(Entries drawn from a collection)
----------
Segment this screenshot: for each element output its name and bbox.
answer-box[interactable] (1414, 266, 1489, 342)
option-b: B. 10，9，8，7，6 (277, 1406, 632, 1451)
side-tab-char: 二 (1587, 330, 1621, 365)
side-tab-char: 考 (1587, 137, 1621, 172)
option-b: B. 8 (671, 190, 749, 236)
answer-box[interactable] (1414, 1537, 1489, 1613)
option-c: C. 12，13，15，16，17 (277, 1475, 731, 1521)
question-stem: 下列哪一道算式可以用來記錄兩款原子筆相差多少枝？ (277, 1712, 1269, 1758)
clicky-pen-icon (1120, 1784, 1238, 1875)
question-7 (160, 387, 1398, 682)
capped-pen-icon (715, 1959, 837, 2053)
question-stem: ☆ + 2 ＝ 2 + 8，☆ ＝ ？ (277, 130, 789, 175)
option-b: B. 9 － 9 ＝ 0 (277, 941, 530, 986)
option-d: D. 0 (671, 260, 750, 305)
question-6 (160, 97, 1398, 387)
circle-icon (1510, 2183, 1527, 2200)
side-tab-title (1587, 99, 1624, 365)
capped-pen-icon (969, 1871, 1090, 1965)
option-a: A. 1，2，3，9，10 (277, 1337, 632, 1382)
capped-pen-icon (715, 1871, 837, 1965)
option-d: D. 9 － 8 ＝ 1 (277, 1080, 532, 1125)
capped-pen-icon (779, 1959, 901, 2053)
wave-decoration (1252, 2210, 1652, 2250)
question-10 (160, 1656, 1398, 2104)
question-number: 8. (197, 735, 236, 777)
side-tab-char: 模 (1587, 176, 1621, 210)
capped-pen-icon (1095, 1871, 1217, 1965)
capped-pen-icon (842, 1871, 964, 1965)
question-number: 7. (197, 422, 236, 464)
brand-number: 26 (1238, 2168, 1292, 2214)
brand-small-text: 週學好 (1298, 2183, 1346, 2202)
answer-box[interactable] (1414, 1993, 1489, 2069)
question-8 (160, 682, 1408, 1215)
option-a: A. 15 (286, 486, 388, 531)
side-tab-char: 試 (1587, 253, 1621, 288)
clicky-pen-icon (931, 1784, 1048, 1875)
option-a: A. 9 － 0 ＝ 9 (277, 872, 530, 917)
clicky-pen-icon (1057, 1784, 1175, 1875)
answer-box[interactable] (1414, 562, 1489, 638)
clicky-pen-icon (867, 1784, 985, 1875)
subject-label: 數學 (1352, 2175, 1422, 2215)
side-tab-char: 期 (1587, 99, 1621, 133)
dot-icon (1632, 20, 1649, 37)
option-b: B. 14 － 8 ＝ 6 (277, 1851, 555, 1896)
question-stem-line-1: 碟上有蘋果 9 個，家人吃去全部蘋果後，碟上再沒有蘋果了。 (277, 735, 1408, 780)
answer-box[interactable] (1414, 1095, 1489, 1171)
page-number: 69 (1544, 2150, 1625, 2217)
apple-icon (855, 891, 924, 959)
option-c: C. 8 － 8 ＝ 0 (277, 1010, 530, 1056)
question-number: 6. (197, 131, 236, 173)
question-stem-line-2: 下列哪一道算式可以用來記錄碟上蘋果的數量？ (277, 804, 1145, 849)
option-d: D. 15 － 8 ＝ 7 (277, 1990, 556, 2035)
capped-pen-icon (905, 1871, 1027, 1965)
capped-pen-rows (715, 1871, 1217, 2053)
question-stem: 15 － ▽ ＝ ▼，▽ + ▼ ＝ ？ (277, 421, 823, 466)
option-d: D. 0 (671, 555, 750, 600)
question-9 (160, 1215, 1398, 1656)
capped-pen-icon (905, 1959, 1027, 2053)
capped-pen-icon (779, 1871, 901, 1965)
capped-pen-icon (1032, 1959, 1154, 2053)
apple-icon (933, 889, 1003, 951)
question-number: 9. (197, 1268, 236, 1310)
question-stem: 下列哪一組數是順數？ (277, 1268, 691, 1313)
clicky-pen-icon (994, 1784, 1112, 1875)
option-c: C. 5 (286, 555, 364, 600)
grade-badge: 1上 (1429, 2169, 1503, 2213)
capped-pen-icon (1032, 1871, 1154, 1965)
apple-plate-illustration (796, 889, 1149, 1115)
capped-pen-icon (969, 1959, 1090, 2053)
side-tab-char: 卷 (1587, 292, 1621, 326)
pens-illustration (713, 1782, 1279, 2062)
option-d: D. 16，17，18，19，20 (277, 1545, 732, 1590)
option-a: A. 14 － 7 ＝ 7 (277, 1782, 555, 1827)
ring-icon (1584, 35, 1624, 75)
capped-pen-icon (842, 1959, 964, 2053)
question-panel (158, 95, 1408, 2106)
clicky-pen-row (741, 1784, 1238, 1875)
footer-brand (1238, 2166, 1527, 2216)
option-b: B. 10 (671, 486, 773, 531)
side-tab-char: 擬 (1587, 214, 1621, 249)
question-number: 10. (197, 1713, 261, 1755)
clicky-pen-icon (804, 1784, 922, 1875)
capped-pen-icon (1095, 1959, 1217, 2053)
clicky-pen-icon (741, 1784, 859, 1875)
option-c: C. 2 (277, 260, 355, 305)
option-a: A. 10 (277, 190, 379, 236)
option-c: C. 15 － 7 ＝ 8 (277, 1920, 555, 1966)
----------
- [TASK PROMPT]: Arrange every line of the entries above as a Markdown table with two columns, Row and Line, numbering each row and leaving out blank lines.

- [THE SOLUTION]:
| Row | Line |
|---|---|
| 1 | Segment this screenshot: for each element output its name and bbox. |
| 2 | answer-box[interactable] (1414, 266, 1489, 342) |
| 3 | option-b: B. 10，9，8，7，6 (277, 1406, 632, 1451) |
| 4 | side-tab-char: 二 (1587, 330, 1621, 365) |
| 5 | side-tab-char: 考 (1587, 137, 1621, 172) |
| 6 | option-b: B. 8 (671, 190, 749, 236) |
| 7 | answer-box[interactable] (1414, 1537, 1489, 1613) |
| 8 | option-c: C. 12，13，15，16，17 (277, 1475, 731, 1521) |
| 9 | question-stem: 下列哪一道算式可以用來記錄兩款原子筆相差多少枝？ (277, 1712, 1269, 1758) |
| 10 | clicky-pen-icon (1120, 1784, 1238, 1875) |
| 11 | question-7 (160, 387, 1398, 682) |
| 12 | capped-pen-icon (715, 1959, 837, 2053) |
| 13 | question-stem: ☆ + 2 ＝ 2 + 8，☆ ＝ ？ (277, 130, 789, 175) |
| 14 | option-b: B. 9 － 9 ＝ 0 (277, 941, 530, 986) |
| 15 | option-d: D. 0 (671, 260, 750, 305) |
| 16 | question-6 (160, 97, 1398, 387) |
| 17 | circle-icon (1510, 2183, 1527, 2200) |
| 18 | side-tab-title (1587, 99, 1624, 365) |
| 19 | capped-pen-icon (969, 1871, 1090, 1965) |
| 20 | option-a: A. 1，2，3，9，10 (277, 1337, 632, 1382) |
| 21 | capped-pen-icon (715, 1871, 837, 1965) |
| 22 | option-d: D. 9 － 8 ＝ 1 (277, 1080, 532, 1125) |
| 23 | capped-pen-icon (779, 1959, 901, 2053) |
| 24 | wave-decoration (1252, 2210, 1652, 2250) |
| 25 | question-10 (160, 1656, 1398, 2104) |
| 26 | question-number: 8. (197, 735, 236, 777) |
| 27 | side-tab-char: 模 (1587, 176, 1621, 210) |
| 28 | capped-pen-icon (1095, 1871, 1217, 1965) |
| 29 | capped-pen-icon (842, 1871, 964, 1965) |
| 30 | question-number: 7. (197, 422, 236, 464) |
| 31 | brand-number: 26 (1238, 2168, 1292, 2214) |
| 32 | brand-small-text: 週學好 (1298, 2183, 1346, 2202) |
| 33 | answer-box[interactable] (1414, 1993, 1489, 2069) |
| 34 | question-8 (160, 682, 1408, 1215) |
| 35 | option-a: A. 15 (286, 486, 388, 531) |
| 36 | side-tab-char: 試 (1587, 253, 1621, 288) |
| 37 | clicky-pen-icon (931, 1784, 1048, 1875) |
| 38 | option-a: A. 9 － 0 ＝ 9 (277, 872, 530, 917) |
| 39 | clicky-pen-icon (1057, 1784, 1175, 1875) |
| 40 | answer-box[interactable] (1414, 562, 1489, 638) |
| 41 | clicky-pen-icon (867, 1784, 985, 1875) |
| 42 | subject-label: 數學 (1352, 2175, 1422, 2215) |
| 43 | side-tab-char: 期 (1587, 99, 1621, 133) |
| 44 | dot-icon (1632, 20, 1649, 37) |
| 45 | option-b: B. 14 － 8 ＝ 6 (277, 1851, 555, 1896) |
| 46 | question-stem-line-1: 碟上有蘋果 9 個，家人吃去全部蘋果後，碟上再沒有蘋果了。 (277, 735, 1408, 780) |
| 47 | answer-box[interactable] (1414, 1095, 1489, 1171) |
| 48 | page-number: 69 (1544, 2150, 1625, 2217) |
| 49 | apple-icon (855, 891, 924, 959) |
| 50 | option-c: C. 8 － 8 ＝ 0 (277, 1010, 530, 1056) |
| 51 | question-number: 6. (197, 131, 236, 173) |
| 52 | question-stem-line-2: 下列哪一道算式可以用來記錄碟上蘋果的數量？ (277, 804, 1145, 849) |
| 53 | option-d: D. 15 － 8 ＝ 7 (277, 1990, 556, 2035) |
| 54 | capped-pen-icon (905, 1871, 1027, 1965) |
| 55 | capped-pen-rows (715, 1871, 1217, 2053) |
| 56 | question-stem: 15 － ▽ ＝ ▼，▽ + ▼ ＝ ？ (277, 421, 823, 466) |
| 57 | option-d: D. 0 (671, 555, 750, 600) |
| 58 | question-9 (160, 1215, 1398, 1656) |
| 59 | capped-pen-icon (905, 1959, 1027, 2053) |
| 60 | capped-pen-icon (779, 1871, 901, 1965) |
| 61 | capped-pen-icon (1032, 1959, 1154, 2053) |
| 62 | apple-icon (933, 889, 1003, 951) |
| 63 | question-number: 9. (197, 1268, 236, 1310) |
| 64 | question-stem: 下列哪一組數是順數？ (277, 1268, 691, 1313) |
| 65 | clicky-pen-icon (994, 1784, 1112, 1875) |
| 66 | option-c: C. 5 (286, 555, 364, 600) |
| 67 | grade-badge: 1上 (1429, 2169, 1503, 2213) |
| 68 | capped-pen-icon (1032, 1871, 1154, 1965) |
| 69 | apple-plate-illustration (796, 889, 1149, 1115) |
| 70 | capped-pen-icon (969, 1959, 1090, 2053) |
| 71 | side-tab-char: 卷 (1587, 292, 1621, 326) |
| 72 | pens-illustration (713, 1782, 1279, 2062) |
| 73 | option-d: D. 16，17，18，19，20 (277, 1545, 732, 1590) |
| 74 | option-a: A. 14 － 7 ＝ 7 (277, 1782, 555, 1827) |
| 75 | ring-icon (1584, 35, 1624, 75) |
| 76 | capped-pen-icon (842, 1959, 964, 2053) |
| 77 | question-panel (158, 95, 1408, 2106) |
| 78 | clicky-pen-row (741, 1784, 1238, 1875) |
| 79 | footer-brand (1238, 2166, 1527, 2216) |
| 80 | option-b: B. 10 (671, 486, 773, 531) |
| 81 | side-tab-char: 擬 (1587, 214, 1621, 249) |
| 82 | question-number: 10. (197, 1713, 261, 1755) |
| 83 | clicky-pen-icon (804, 1784, 922, 1875) |
| 84 | capped-pen-icon (1095, 1959, 1217, 2053) |
| 85 | clicky-pen-icon (741, 1784, 859, 1875) |
| 86 | option-c: C. 2 (277, 260, 355, 305) |
| 87 | option-a: A. 10 (277, 190, 379, 236) |
| 88 | option-c: C. 15 － 7 ＝ 8 (277, 1920, 555, 1966) |